- _WORK TO COMPLETE_: Extract all lines that hold "tlenku" from the records below.
───── SOURCE MATERIAL ─────
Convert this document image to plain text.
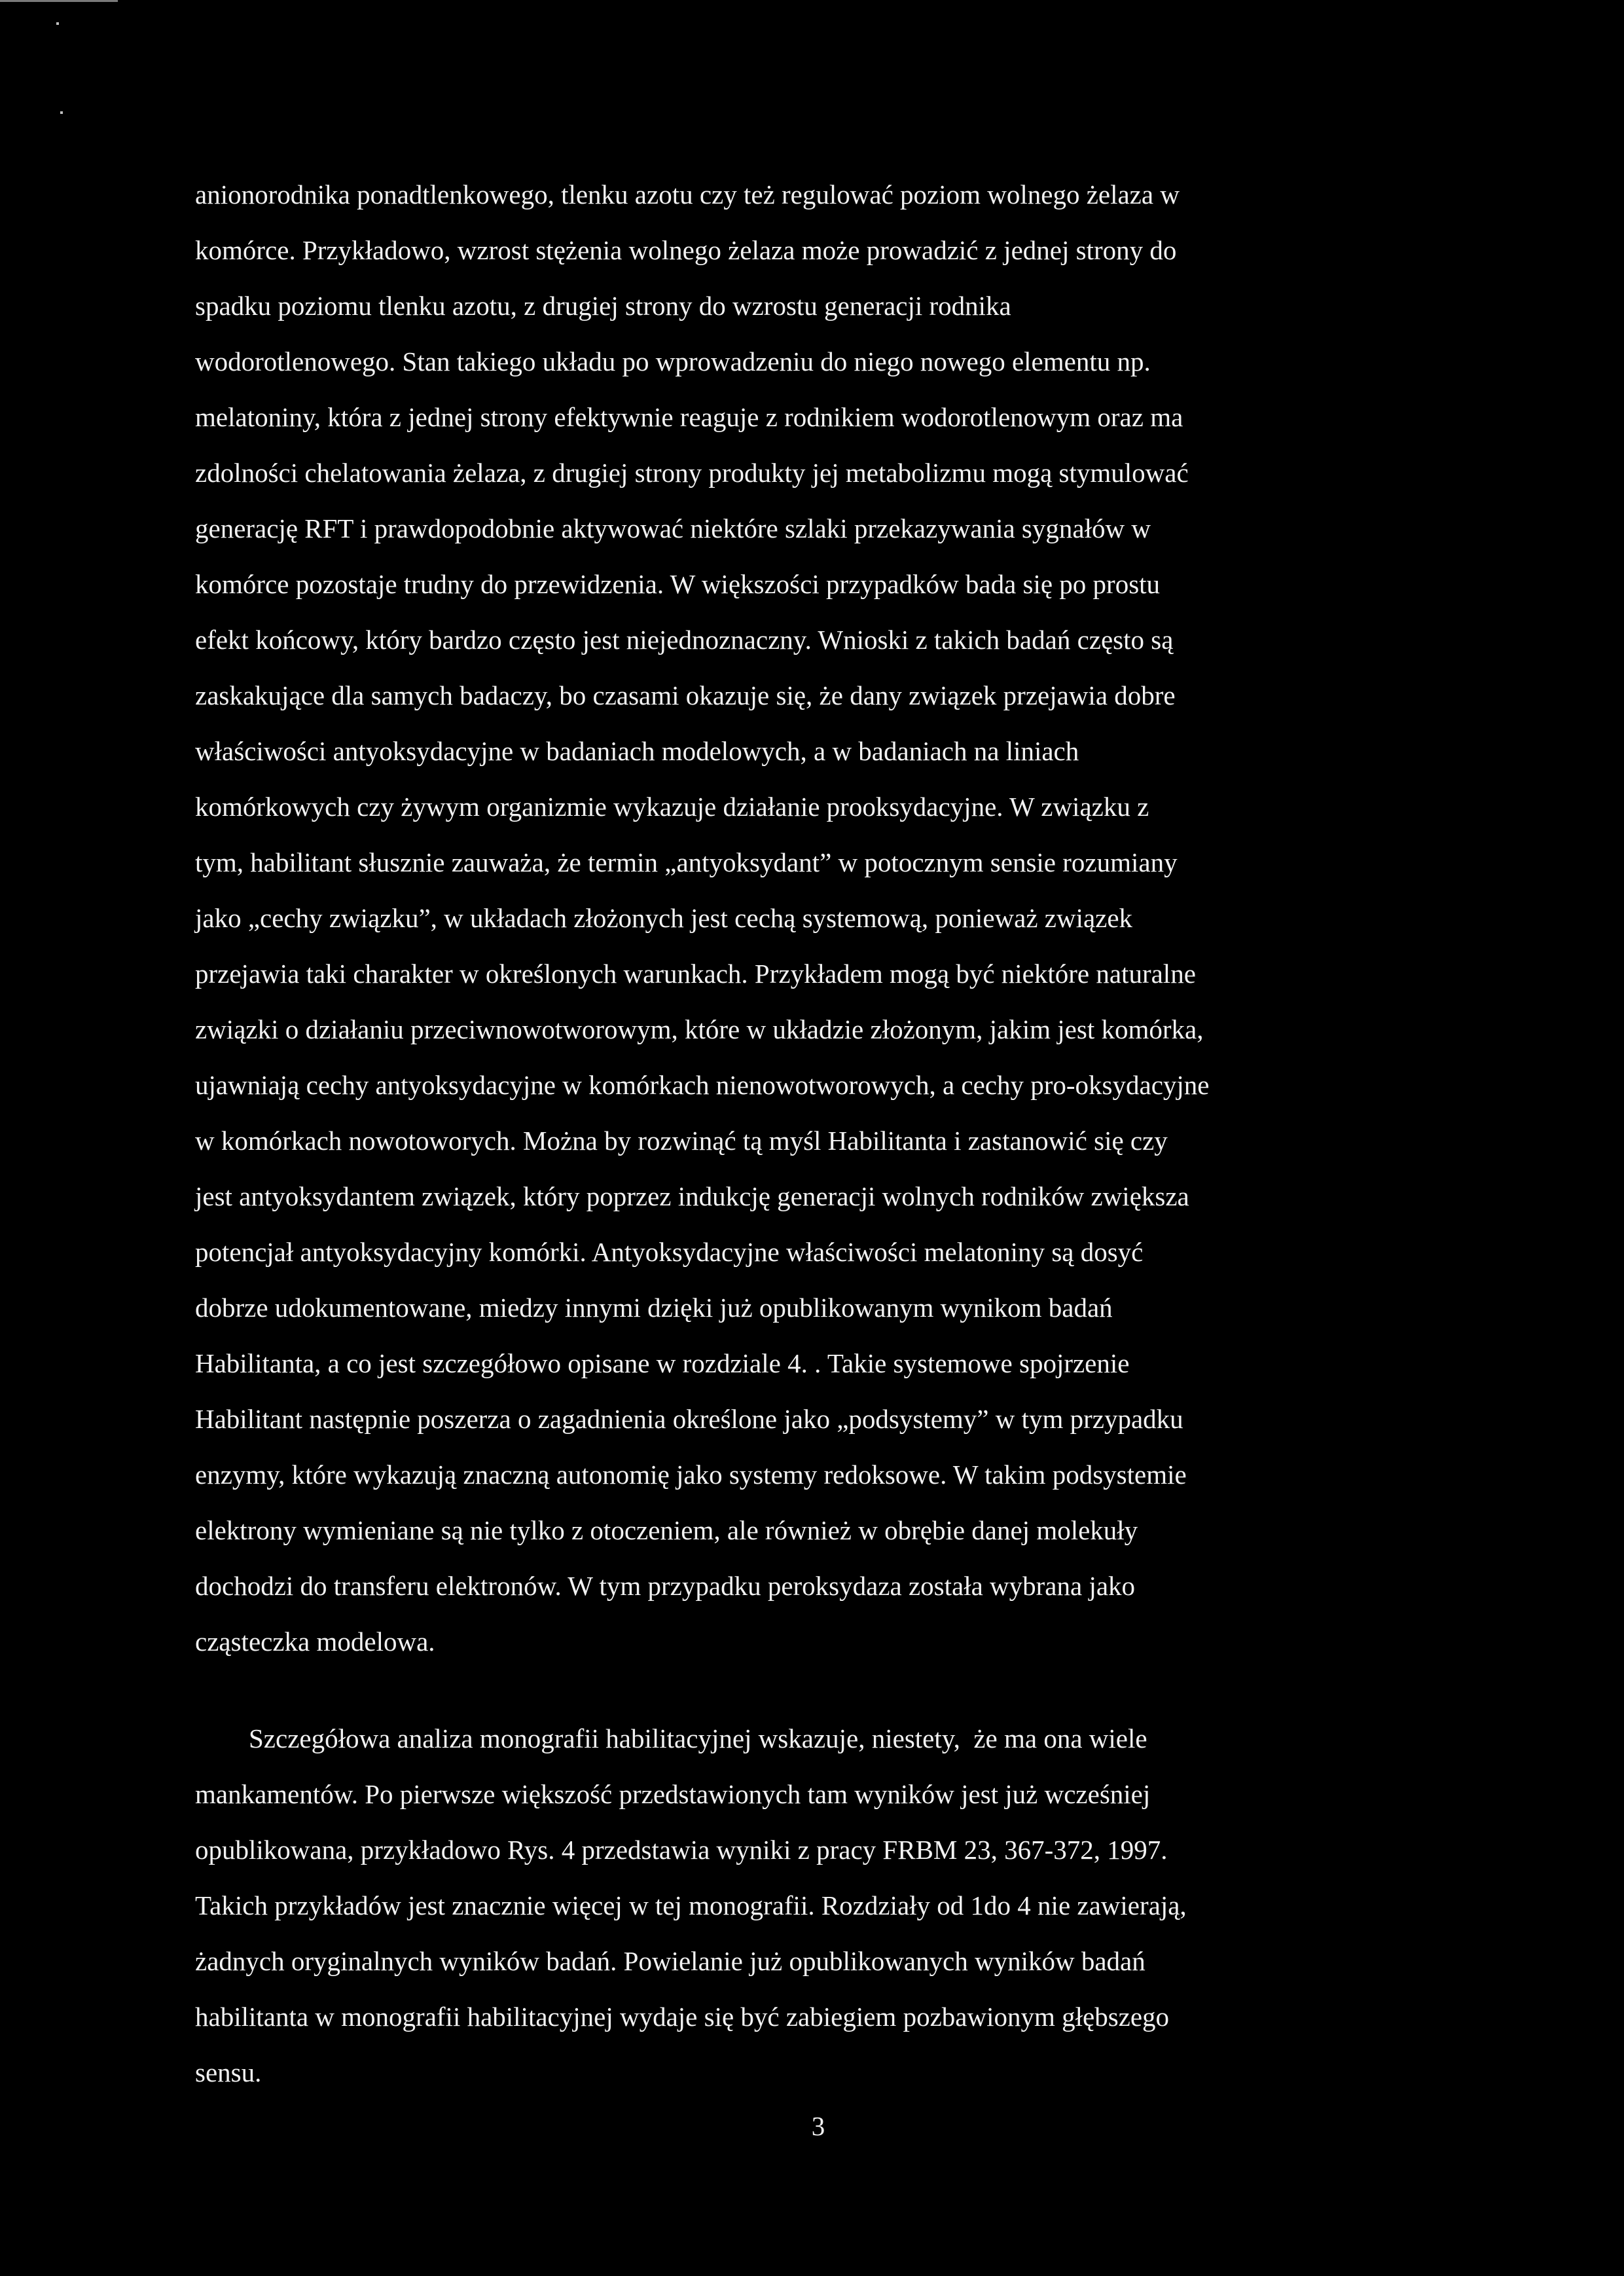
anionorodnika ponadtlenkowego, tlenku azotu czy też regulować poziom wolnego żelaza w
komórce. Przykładowo, wzrost stężenia wolnego żelaza może prowadzić z jednej strony do
spadku poziomu tlenku azotu, z drugiej strony do wzrostu generacji rodnika
wodorotlenowego. Stan takiego układu po wprowadzeniu do niego nowego elementu np.
melatoniny, która z jednej strony efektywnie reaguje z rodnikiem wodorotlenowym oraz ma
zdolności chelatowania żelaza, z drugiej strony produkty jej metabolizmu mogą stymulować
generację RFT i prawdopodobnie aktywować niektóre szlaki przekazywania sygnałów w
komórce pozostaje trudny do przewidzenia. W większości przypadków bada się po prostu
efekt końcowy, który bardzo często jest niejednoznaczny. Wnioski z takich badań często są
zaskakujące dla samych badaczy, bo czasami okazuje się, że dany związek przejawia dobre
właściwości antyoksydacyjne w badaniach modelowych, a w badaniach na liniach
komórkowych czy żywym organizmie wykazuje działanie prooksydacyjne. W związku z
tym, habilitant słusznie zauważa, że termin „antyoksydant” w potocznym sensie rozumiany
jako „cechy związku”, w układach złożonych jest cechą systemową, ponieważ związek
przejawia taki charakter w określonych warunkach. Przykładem mogą być niektóre naturalne
związki o działaniu przeciwnowotworowym, które w układzie złożonym, jakim jest komórka,
ujawniają cechy antyoksydacyjne w komórkach nienowotworowych, a cechy pro-oksydacyjne
w komórkach nowotoworych. Można by rozwinąć tą myśl Habilitanta i zastanowić się czy
jest antyoksydantem związek, który poprzez indukcję generacji wolnych rodników zwiększa
potencjał antyoksydacyjny komórki. Antyoksydacyjne właściwości melatoniny są dosyć
dobrze udokumentowane, miedzy innymi dzięki już opublikowanym wynikom badań
Habilitanta, a co jest szczegółowo opisane w rozdziale 4. . Takie systemowe spojrzenie
Habilitant następnie poszerza o zagadnienia określone jako „podsystemy” w tym przypadku
enzymy, które wykazują znaczną autonomię jako systemy redoksowe. W takim podsystemie
elektrony wymieniane są nie tylko z otoczeniem, ale również w obrębie danej molekuły
dochodzi do transferu elektronów. W tym przypadku peroksydaza została wybrana jako
cząsteczka modelowa.
Szczegółowa analiza monografii habilitacyjnej wskazuje, niestety,  że ma ona wiele
mankamentów. Po pierwsze większość przedstawionych tam wyników jest już wcześniej
opublikowana, przykładowo Rys. 4 przedstawia wyniki z pracy FRBM 23, 367-372, 1997.
Takich przykładów jest znacznie więcej w tej monografii. Rozdziały od 1do 4 nie zawierają,
żadnych oryginalnych wyników badań. Powielanie już opublikowanych wyników badań
habilitanta w monografii habilitacyjnej wydaje się być zabiegiem pozbawionym głębszego
sensu.
3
─────
- _ANSWER TO THIS TASK_:
anionorodnika ponadtlenkowego, tlenku azotu czy też regulować poziom wolnego żelaza w
spadku poziomu tlenku azotu, z drugiej strony do wzrostu generacji rodnika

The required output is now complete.